| Goal of the exercise |
Can you find the lines of the listing that include "this" and copy every one?

◇ ◇ ◇ ◇ ◇

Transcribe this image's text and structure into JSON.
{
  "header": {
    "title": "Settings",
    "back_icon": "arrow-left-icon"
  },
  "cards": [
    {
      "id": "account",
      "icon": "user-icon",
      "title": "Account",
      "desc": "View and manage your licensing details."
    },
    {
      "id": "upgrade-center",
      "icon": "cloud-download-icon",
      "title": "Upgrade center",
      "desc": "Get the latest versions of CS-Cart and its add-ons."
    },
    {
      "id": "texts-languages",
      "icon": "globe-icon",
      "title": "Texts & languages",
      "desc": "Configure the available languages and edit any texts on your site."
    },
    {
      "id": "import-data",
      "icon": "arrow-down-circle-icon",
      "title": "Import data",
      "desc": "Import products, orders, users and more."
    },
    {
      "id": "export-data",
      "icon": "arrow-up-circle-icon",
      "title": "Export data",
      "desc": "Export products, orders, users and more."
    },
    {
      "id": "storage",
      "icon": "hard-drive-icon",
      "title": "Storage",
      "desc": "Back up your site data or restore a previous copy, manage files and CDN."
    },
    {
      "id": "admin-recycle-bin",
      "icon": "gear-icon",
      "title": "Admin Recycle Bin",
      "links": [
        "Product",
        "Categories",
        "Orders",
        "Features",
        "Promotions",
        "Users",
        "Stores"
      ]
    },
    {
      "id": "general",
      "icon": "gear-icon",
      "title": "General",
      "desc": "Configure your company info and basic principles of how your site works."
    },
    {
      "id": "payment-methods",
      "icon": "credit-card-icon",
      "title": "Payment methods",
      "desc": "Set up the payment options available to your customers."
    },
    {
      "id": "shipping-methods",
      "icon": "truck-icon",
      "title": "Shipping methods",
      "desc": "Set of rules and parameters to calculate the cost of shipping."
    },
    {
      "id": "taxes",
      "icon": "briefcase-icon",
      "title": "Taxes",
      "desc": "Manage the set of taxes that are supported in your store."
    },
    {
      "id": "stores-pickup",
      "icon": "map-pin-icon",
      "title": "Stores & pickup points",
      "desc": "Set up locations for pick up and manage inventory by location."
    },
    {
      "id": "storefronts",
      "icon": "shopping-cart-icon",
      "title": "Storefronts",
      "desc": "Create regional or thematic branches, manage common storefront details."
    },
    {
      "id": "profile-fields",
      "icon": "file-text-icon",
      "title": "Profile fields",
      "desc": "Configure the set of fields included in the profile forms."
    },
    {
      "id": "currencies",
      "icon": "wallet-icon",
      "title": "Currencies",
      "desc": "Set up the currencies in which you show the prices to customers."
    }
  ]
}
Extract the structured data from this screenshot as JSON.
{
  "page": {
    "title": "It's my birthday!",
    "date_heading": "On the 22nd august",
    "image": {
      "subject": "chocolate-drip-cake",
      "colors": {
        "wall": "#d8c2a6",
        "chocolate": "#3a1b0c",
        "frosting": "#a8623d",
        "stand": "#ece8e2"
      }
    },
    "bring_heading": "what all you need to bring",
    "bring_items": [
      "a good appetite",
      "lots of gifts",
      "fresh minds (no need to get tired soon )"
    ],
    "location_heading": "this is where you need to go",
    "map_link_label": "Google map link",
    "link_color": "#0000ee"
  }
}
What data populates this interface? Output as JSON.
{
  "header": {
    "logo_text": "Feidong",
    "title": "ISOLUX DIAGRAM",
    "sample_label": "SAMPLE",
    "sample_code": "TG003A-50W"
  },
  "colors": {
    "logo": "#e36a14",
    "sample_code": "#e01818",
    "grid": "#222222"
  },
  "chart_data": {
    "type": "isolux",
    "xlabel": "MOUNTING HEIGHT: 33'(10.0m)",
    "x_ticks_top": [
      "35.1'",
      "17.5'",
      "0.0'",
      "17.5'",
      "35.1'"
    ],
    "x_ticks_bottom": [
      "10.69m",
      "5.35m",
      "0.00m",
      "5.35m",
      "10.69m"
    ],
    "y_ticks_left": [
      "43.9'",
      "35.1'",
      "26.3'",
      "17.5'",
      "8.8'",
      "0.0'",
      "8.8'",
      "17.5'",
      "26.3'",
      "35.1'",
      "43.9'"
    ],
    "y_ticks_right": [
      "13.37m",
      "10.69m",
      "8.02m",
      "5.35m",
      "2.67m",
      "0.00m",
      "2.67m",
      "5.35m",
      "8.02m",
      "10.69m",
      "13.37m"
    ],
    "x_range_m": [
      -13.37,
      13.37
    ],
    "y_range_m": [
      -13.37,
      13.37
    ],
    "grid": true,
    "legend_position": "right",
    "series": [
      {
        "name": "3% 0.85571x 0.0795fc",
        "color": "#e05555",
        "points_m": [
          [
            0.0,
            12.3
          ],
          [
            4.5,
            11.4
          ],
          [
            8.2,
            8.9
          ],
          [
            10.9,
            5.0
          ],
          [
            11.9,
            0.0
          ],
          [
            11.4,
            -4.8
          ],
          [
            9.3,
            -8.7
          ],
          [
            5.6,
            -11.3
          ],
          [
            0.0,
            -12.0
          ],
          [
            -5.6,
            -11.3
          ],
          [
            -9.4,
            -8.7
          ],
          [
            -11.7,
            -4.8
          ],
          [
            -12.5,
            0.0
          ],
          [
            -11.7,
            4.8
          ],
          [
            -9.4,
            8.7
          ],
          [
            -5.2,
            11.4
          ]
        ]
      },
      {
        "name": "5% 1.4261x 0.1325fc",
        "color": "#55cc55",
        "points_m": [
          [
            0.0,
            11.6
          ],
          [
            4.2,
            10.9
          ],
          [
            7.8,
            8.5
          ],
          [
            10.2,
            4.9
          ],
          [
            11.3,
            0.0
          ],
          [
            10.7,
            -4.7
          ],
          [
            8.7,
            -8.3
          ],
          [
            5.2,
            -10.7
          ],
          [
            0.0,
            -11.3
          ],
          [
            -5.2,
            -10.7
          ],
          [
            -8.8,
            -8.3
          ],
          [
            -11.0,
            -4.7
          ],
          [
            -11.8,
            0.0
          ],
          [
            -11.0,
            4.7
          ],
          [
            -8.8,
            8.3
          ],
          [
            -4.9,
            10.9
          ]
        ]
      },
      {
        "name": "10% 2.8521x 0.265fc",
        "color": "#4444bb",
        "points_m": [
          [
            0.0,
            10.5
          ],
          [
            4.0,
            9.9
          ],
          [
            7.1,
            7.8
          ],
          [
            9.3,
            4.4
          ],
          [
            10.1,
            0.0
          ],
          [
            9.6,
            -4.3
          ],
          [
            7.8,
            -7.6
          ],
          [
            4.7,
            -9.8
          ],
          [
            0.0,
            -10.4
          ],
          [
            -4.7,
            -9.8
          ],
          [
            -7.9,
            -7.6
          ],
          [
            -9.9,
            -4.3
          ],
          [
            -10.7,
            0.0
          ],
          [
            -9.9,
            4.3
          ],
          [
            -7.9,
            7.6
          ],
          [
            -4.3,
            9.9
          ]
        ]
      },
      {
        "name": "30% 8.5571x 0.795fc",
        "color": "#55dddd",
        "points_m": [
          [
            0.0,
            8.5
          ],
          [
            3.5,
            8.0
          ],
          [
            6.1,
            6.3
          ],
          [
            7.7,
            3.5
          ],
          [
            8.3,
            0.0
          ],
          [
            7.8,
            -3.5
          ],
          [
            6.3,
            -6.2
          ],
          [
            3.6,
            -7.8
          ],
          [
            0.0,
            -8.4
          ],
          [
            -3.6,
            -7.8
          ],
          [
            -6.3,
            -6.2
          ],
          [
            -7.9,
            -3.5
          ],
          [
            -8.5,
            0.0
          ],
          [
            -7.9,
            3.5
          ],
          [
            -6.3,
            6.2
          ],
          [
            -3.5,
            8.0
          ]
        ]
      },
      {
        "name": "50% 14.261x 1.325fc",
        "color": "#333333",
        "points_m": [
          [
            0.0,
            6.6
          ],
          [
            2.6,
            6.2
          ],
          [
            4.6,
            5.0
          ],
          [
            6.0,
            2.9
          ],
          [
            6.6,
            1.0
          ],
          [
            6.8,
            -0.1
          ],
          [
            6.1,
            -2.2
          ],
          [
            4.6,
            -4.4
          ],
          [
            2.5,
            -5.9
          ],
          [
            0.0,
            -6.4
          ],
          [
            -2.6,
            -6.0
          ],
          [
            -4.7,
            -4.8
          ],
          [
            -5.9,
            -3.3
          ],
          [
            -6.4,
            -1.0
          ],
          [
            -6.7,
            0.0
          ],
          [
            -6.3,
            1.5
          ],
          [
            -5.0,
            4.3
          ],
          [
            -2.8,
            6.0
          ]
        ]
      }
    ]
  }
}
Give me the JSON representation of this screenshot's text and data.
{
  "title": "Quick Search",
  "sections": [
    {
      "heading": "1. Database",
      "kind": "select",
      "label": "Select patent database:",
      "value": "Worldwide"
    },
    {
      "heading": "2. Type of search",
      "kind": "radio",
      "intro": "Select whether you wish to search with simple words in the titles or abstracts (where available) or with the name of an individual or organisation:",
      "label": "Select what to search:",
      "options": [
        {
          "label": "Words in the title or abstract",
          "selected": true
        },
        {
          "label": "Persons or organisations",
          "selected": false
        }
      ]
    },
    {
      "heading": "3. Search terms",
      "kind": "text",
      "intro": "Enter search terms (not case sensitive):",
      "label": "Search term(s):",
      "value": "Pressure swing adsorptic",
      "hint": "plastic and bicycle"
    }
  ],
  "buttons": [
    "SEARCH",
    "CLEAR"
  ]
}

◇ ◇ ◇ ◇ ◇

| Task result |
Transcribe this image's text and structure into JSON.
Extract the structured data from this screenshot as JSON.
    "location_heading": "this is where you need to go",
What data populates this interface? Output as JSON.
Give me the JSON representation of this screenshot's text and data.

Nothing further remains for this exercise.